### Description of the task
Select from the data all lines with the word "practices".

****************

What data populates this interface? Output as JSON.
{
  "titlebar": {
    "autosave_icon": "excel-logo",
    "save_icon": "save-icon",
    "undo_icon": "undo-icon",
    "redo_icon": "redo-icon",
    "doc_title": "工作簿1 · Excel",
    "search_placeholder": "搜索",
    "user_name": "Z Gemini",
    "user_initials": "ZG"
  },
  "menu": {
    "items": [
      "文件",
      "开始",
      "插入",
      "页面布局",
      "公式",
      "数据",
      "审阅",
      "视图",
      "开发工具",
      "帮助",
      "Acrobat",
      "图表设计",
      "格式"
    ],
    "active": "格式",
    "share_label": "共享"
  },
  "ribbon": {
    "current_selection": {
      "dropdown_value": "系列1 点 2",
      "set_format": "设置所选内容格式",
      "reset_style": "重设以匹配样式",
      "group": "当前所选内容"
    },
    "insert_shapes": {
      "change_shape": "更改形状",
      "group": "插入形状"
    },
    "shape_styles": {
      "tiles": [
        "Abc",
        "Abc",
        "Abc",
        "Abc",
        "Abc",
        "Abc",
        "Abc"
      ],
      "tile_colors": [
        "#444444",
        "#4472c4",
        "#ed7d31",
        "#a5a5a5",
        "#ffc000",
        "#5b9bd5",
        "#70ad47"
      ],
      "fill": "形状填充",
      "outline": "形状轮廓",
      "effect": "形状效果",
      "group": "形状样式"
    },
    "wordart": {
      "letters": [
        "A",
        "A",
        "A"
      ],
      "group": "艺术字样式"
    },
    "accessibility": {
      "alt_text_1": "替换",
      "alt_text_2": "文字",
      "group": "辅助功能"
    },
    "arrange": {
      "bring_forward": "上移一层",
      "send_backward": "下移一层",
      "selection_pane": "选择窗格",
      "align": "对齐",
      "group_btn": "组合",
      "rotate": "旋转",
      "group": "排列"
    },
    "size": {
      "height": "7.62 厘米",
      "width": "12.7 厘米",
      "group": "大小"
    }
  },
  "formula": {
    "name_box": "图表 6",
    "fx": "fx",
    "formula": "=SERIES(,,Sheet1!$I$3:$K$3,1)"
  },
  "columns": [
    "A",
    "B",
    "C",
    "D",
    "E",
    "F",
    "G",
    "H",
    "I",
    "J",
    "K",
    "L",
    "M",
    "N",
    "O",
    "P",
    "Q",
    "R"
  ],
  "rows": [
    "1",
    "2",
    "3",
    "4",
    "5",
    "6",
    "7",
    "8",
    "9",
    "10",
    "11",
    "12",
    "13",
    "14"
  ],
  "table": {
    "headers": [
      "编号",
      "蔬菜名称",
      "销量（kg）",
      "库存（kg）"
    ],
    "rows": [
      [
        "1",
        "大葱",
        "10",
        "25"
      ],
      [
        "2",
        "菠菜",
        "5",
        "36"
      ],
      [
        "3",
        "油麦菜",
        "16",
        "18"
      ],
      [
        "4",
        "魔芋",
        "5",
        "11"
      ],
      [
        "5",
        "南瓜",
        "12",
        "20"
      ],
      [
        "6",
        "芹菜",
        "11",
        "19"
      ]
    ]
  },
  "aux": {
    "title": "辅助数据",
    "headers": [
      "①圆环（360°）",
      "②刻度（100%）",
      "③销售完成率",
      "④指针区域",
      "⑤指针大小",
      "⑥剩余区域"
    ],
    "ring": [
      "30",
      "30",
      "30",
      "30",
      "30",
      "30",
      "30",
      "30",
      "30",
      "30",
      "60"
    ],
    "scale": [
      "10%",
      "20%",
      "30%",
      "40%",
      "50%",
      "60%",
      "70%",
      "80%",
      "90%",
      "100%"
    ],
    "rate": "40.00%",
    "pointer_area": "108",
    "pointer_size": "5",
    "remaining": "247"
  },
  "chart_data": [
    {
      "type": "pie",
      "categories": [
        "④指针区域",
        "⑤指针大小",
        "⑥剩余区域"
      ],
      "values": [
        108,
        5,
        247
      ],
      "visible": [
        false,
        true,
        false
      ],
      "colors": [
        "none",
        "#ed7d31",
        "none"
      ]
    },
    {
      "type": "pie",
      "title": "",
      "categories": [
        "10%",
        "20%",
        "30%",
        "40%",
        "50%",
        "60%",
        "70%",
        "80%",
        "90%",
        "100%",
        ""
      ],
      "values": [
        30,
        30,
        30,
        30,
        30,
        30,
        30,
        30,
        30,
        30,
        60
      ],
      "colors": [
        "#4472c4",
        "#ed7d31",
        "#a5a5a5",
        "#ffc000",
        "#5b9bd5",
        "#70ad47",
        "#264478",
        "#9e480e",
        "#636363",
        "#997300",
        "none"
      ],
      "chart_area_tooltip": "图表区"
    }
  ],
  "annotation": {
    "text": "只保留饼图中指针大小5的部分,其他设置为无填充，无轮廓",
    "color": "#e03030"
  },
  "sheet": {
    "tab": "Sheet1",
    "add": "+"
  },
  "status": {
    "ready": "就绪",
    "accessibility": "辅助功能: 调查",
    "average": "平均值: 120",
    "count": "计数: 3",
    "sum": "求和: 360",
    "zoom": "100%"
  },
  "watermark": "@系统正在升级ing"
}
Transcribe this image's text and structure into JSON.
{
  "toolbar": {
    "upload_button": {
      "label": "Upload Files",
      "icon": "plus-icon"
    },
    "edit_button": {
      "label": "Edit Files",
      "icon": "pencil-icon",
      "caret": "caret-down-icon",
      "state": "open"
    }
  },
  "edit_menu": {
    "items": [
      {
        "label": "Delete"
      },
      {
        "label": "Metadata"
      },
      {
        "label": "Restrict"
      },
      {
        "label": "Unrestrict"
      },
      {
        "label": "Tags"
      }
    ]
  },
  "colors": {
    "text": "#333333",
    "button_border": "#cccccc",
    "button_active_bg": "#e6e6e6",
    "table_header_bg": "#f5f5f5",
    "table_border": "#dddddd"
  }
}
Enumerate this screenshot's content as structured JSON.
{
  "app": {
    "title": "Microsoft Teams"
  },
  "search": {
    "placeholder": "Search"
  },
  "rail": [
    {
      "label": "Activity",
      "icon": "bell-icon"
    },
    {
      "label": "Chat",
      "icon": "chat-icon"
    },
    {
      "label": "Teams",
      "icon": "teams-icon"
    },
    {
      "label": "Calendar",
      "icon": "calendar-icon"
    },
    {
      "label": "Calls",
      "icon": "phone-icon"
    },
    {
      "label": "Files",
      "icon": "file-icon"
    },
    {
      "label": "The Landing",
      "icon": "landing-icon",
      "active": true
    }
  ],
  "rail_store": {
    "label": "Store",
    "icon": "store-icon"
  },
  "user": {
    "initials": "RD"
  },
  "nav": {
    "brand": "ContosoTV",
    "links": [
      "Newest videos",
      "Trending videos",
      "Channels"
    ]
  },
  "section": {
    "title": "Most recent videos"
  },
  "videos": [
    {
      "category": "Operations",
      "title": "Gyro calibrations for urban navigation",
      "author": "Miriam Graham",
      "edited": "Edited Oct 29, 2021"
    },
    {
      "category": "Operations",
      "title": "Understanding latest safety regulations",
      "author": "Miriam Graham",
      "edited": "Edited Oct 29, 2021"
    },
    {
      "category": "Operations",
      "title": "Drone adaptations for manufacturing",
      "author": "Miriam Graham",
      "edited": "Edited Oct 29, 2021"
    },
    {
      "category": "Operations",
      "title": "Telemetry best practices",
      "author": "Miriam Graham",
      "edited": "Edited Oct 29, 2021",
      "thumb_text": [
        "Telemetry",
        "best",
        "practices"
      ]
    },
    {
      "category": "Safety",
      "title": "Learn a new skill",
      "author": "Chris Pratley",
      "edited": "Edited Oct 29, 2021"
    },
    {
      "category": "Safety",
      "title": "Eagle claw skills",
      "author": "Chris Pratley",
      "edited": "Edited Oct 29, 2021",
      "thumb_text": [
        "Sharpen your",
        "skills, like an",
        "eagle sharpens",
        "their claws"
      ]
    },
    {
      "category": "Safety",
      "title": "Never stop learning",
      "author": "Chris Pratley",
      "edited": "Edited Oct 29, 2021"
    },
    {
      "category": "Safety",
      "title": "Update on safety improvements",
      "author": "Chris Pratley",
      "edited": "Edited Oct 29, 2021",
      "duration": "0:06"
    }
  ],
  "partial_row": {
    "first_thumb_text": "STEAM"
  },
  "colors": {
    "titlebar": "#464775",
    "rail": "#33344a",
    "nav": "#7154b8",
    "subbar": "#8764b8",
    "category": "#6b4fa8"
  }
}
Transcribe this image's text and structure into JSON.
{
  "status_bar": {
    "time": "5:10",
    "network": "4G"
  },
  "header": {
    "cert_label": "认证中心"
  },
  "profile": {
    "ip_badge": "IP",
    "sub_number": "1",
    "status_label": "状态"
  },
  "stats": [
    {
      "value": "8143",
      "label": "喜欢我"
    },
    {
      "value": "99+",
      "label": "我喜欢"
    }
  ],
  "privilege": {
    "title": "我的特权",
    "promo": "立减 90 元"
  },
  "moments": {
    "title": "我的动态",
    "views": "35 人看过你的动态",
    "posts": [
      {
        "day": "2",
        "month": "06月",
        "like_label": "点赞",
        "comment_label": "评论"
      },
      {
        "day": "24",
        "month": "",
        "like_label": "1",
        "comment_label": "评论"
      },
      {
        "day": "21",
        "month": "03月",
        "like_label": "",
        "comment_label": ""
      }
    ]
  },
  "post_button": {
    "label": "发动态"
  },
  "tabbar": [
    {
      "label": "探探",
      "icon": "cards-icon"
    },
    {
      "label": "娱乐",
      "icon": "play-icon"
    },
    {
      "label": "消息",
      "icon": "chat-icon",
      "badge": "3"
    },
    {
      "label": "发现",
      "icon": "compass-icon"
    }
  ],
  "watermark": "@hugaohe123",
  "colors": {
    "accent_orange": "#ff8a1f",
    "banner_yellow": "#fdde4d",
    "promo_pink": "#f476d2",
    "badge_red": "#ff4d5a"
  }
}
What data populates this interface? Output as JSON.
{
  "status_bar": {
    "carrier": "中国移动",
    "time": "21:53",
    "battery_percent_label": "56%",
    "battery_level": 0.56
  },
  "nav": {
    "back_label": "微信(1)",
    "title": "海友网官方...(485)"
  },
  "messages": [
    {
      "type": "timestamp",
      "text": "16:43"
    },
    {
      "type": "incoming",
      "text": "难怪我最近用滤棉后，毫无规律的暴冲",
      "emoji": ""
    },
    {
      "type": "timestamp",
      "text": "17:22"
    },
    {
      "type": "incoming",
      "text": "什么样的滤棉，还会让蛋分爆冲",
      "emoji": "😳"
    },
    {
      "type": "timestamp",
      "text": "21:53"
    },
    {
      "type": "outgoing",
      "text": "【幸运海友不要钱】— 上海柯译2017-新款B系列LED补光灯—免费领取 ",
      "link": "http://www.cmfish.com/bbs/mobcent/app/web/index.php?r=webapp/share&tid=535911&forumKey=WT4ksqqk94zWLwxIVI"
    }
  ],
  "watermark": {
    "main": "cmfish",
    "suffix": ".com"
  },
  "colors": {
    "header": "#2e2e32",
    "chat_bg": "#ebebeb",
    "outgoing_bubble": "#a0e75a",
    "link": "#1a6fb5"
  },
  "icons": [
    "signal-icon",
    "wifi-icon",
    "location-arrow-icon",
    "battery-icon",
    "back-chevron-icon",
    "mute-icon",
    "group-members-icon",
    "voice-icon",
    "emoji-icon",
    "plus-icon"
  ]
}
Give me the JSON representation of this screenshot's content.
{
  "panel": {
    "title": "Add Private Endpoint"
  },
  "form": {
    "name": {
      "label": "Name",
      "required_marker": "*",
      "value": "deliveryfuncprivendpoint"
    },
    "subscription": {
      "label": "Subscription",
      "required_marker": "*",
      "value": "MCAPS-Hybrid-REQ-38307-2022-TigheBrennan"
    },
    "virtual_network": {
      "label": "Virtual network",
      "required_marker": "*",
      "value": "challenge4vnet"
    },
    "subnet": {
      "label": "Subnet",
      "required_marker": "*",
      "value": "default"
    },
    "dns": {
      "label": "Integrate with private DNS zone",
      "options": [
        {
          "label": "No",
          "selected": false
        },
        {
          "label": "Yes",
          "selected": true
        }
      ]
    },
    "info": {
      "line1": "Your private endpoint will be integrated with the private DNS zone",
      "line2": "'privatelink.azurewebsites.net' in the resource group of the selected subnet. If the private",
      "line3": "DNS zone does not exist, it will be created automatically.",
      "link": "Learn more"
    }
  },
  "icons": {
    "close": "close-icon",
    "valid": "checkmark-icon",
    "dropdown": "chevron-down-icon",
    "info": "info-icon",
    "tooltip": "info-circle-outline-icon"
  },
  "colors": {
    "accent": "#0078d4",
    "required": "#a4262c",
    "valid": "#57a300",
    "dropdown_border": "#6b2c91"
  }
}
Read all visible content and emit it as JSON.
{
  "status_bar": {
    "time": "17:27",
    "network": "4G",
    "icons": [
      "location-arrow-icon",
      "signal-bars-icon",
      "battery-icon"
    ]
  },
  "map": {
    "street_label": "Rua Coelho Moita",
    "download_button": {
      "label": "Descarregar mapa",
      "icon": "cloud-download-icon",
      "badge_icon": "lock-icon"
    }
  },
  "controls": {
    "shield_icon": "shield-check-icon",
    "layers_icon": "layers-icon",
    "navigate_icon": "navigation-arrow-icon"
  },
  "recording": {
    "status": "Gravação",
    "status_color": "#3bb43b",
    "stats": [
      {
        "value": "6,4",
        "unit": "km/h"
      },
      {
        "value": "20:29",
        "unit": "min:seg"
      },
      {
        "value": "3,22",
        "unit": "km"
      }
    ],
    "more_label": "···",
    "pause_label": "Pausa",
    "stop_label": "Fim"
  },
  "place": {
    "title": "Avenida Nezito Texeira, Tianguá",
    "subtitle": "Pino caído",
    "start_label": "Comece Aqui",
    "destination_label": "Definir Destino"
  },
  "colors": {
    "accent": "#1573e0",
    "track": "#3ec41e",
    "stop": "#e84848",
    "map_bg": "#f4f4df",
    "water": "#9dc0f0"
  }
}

****************

### Task answer
      "title": "Telemetry best practices",
        "practices"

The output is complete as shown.